**Tarefa**
De acordo com o texto sobre a alfabetização indígena no Ceará, quantas escolas indígenas integram atualmente a rede estadual de ensino?

**Texto fornecido**
======

Em plena comemoração do Dia do Índio, celebrado ontem em todo o Brasil, uma boa notícia chega ao povo cearense. O levantamento “Brasil Indígena”, realizado pelo Instituto Brasileiro de Geografia e Estatística (IBGE) tendo por base o Censo de 2010, revelou que, no Estado, a quantidade de pessoas indígenas com mais de 10 anos de idade que foram alfabetizadas supera o de não alfabetizadas. De um total de 2.433 entrevistados na pesquisa, aproximadamente 80% deles (1.942), sabem, no mínimo, ler e escrever.
Para o representante da Articulação dos Povos Indígenas do Nordeste, Minas Gerais e Espírito Santo (APOINME), Dourado Tapeba, o índice positivo é resultado do grande desenvolvimento da educação voltada para os índios no Ceará nos últimos anos. Segundo ele, atualmente, a rede de ensino estadual conta com 42 escolas indígenas e está em processo de ampliação com a construção de outras 11.
“Há alguns anos, nossos alunos eram bastante discriminados, mas isso tem mudado. Na Comunidade Tapeba, temos escolas até de ensino médio e alguns índios já possuem ensino superior. É uma prova de que a educação indígena está avançando no Estado”, destaca Dourado.
Desafios
No entanto, embora o número de índios alfabetizados impressione, ainda é preciso melhorar. De acordo com o representante da APOINME, as escolas indígenas ainda sofrem com a falta de investimento na formação de professores. Ele afirma que, dentro dos povos, existem muitos instrutores qualificados e dispostos a lecionar, mas por questões burocráticas, não podem assumir o cargo.
“O Estado exige que eles façam curso de magistério, mas, ao mesmo tempo, não facilita para que isso aconteça. Por conta desse problema, temos que recorrer a professores não indígenas”, diz Dourado Tapeba.

======

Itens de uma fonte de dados
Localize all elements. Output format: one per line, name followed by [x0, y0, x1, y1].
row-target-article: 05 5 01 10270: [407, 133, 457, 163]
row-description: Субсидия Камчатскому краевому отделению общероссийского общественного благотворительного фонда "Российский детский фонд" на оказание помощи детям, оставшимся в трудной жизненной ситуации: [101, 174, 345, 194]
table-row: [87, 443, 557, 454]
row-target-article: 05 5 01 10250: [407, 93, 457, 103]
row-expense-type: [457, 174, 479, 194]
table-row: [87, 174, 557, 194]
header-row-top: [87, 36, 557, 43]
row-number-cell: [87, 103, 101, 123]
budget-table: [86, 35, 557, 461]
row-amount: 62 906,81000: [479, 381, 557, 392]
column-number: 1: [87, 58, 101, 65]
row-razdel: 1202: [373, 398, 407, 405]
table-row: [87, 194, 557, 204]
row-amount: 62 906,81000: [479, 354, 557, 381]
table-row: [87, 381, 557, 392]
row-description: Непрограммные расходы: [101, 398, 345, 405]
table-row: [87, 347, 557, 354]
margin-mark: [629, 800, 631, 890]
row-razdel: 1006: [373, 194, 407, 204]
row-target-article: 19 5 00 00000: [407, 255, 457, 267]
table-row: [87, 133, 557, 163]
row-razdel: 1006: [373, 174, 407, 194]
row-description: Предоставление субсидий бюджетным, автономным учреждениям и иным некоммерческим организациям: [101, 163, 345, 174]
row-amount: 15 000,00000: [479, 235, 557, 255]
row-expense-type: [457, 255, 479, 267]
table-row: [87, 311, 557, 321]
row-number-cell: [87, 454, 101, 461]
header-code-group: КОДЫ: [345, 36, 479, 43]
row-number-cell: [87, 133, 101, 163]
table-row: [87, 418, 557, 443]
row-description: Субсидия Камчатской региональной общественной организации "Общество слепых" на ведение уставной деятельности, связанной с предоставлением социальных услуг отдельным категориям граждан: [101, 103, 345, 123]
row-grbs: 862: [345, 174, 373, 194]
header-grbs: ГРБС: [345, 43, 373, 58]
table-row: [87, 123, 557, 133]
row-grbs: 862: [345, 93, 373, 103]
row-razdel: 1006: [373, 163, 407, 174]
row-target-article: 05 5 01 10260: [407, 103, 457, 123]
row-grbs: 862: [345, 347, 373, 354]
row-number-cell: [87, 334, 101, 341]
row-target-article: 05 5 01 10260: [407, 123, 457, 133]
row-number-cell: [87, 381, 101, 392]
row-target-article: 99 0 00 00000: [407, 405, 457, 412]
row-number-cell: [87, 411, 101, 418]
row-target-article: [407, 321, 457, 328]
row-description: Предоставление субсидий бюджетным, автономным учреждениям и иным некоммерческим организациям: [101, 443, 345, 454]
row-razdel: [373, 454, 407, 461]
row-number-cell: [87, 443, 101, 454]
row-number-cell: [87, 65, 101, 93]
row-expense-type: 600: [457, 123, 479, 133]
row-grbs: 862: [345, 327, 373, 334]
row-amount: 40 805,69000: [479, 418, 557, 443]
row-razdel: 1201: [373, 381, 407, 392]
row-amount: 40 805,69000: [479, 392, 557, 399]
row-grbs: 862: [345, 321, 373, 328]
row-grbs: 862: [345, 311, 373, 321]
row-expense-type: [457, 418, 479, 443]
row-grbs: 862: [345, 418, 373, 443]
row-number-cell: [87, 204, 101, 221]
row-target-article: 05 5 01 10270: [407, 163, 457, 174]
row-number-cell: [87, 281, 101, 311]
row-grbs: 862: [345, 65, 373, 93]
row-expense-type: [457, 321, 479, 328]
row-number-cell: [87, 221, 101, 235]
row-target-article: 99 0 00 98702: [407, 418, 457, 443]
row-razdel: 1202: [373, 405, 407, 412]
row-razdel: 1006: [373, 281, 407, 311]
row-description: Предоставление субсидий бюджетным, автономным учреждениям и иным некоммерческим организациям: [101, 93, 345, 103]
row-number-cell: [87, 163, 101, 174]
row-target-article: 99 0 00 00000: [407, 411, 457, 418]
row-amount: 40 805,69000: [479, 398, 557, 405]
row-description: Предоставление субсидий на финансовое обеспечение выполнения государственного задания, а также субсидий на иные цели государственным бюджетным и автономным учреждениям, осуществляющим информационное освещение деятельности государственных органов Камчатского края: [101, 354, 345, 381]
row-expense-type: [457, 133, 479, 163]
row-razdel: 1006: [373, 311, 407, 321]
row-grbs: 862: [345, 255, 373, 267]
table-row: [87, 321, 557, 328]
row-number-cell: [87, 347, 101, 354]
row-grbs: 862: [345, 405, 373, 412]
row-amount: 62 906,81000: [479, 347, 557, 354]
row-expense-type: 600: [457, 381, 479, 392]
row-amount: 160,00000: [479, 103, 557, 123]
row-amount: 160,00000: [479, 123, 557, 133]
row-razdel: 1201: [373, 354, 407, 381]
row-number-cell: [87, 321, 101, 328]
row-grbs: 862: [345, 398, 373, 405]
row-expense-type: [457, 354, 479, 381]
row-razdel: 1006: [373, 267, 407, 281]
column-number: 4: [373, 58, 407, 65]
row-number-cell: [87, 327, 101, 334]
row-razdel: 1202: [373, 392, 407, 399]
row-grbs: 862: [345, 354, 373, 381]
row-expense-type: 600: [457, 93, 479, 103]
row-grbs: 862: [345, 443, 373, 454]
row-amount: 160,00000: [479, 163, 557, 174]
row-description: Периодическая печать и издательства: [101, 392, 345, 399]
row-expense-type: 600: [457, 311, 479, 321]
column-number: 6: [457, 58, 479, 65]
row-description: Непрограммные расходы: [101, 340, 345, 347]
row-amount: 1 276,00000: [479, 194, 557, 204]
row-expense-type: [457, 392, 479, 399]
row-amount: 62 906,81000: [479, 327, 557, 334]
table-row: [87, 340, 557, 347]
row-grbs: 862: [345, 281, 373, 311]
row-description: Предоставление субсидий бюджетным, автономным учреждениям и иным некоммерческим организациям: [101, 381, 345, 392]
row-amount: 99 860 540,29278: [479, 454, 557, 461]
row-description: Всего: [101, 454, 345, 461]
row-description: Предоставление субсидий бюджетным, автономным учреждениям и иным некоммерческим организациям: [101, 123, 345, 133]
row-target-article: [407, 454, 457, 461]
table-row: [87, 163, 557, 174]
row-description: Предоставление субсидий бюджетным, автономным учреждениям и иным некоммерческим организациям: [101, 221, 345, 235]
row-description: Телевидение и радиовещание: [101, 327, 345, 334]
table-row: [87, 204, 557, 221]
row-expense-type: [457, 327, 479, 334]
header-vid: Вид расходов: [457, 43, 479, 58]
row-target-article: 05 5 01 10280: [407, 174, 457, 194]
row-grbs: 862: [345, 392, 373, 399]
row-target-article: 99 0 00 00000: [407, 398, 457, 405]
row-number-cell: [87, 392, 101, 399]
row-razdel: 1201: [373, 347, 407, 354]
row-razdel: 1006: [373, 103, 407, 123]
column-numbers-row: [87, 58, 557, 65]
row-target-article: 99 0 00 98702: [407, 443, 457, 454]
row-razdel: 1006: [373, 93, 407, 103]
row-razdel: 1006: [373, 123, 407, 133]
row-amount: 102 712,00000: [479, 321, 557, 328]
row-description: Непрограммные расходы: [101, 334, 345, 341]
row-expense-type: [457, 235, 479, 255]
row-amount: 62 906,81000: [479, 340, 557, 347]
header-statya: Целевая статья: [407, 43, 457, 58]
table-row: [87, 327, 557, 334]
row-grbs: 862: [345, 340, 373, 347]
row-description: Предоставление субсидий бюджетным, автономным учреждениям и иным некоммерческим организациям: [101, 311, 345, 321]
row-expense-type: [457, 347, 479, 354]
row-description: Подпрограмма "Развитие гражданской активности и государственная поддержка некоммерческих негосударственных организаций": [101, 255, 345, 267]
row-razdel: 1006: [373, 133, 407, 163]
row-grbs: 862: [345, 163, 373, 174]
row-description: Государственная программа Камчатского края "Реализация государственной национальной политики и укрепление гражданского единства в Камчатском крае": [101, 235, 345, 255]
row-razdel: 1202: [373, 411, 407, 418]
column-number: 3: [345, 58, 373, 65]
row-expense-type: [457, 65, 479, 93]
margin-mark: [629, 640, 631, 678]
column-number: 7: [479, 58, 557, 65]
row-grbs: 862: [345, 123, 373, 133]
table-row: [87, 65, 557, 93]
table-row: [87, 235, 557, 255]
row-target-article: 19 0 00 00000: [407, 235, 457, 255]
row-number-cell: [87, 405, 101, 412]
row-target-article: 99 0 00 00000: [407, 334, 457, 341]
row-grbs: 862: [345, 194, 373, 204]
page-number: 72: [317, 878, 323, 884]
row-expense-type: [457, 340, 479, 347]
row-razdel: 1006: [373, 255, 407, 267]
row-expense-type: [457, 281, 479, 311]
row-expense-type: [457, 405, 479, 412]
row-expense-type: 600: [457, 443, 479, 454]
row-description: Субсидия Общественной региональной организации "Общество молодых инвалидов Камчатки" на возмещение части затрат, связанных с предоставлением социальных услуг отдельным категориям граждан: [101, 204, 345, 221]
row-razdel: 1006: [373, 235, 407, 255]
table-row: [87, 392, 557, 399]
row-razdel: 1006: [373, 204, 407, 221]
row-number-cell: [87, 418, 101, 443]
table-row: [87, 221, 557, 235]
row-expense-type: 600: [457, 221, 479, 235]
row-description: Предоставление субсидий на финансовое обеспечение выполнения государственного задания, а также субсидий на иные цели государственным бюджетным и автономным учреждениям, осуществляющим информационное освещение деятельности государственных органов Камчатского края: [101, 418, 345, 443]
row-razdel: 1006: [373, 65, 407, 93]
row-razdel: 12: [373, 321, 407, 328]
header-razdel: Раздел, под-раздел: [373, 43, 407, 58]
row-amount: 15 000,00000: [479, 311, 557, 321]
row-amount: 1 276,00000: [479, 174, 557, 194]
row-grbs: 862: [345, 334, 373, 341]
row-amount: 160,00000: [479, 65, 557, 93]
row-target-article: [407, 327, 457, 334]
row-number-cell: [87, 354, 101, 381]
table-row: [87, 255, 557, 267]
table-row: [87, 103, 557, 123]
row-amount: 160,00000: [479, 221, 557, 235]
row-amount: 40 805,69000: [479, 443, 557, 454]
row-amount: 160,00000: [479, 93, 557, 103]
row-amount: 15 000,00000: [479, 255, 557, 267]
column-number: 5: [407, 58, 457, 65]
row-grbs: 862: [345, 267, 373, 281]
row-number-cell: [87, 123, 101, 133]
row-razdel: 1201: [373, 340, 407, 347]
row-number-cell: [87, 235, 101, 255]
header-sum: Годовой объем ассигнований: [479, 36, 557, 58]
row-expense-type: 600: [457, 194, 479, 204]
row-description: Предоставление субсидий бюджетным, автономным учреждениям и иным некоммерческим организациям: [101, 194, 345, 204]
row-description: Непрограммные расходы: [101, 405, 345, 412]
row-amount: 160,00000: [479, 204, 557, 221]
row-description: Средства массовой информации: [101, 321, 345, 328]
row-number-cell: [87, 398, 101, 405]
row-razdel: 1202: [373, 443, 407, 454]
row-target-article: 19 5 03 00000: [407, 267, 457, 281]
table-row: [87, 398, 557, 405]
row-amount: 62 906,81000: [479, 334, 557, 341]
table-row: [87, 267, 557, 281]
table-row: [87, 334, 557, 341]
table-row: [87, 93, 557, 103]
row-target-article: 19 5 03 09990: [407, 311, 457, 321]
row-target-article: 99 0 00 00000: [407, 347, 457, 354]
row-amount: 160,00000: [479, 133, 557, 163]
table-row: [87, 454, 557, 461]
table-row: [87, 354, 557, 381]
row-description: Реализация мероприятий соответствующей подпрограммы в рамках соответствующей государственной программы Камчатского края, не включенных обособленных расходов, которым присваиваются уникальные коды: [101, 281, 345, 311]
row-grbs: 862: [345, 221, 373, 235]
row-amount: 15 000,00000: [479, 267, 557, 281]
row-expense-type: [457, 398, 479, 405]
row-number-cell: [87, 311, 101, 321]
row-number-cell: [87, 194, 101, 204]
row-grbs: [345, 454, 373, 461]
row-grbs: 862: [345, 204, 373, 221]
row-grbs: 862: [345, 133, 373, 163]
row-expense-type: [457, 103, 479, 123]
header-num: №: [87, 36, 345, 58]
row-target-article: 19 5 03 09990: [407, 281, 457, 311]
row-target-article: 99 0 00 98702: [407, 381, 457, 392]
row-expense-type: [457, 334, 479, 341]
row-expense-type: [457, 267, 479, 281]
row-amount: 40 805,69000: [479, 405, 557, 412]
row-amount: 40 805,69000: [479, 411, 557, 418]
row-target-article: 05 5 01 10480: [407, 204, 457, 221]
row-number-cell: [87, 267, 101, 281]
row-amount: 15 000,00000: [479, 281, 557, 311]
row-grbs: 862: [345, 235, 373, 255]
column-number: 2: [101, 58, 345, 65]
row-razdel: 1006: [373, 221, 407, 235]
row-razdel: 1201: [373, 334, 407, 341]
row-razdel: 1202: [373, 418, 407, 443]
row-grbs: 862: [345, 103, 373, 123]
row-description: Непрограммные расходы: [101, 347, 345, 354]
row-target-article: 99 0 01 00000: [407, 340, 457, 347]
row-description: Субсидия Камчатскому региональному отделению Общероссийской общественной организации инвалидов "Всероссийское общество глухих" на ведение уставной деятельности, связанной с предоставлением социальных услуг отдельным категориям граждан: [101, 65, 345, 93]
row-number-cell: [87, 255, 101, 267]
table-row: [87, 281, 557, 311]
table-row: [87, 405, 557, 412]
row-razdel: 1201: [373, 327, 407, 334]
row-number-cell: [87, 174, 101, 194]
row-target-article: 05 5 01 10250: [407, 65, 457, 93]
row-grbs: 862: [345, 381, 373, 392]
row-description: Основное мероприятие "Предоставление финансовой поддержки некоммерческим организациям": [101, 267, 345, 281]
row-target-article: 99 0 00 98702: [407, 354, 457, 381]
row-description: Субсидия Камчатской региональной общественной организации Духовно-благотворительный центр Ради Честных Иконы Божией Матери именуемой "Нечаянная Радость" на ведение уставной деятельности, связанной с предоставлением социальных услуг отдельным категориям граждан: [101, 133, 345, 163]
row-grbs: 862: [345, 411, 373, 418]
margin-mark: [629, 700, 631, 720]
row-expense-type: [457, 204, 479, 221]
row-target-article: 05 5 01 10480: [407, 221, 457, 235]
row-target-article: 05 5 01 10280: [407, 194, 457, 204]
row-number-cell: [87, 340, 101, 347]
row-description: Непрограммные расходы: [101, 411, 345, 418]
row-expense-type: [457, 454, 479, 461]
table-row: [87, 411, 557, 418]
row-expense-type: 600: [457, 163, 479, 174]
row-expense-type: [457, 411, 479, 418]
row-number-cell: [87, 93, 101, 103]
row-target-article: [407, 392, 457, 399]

======

**Resposta**
A rede estadual de ensino conta com 42 escolas indígenas.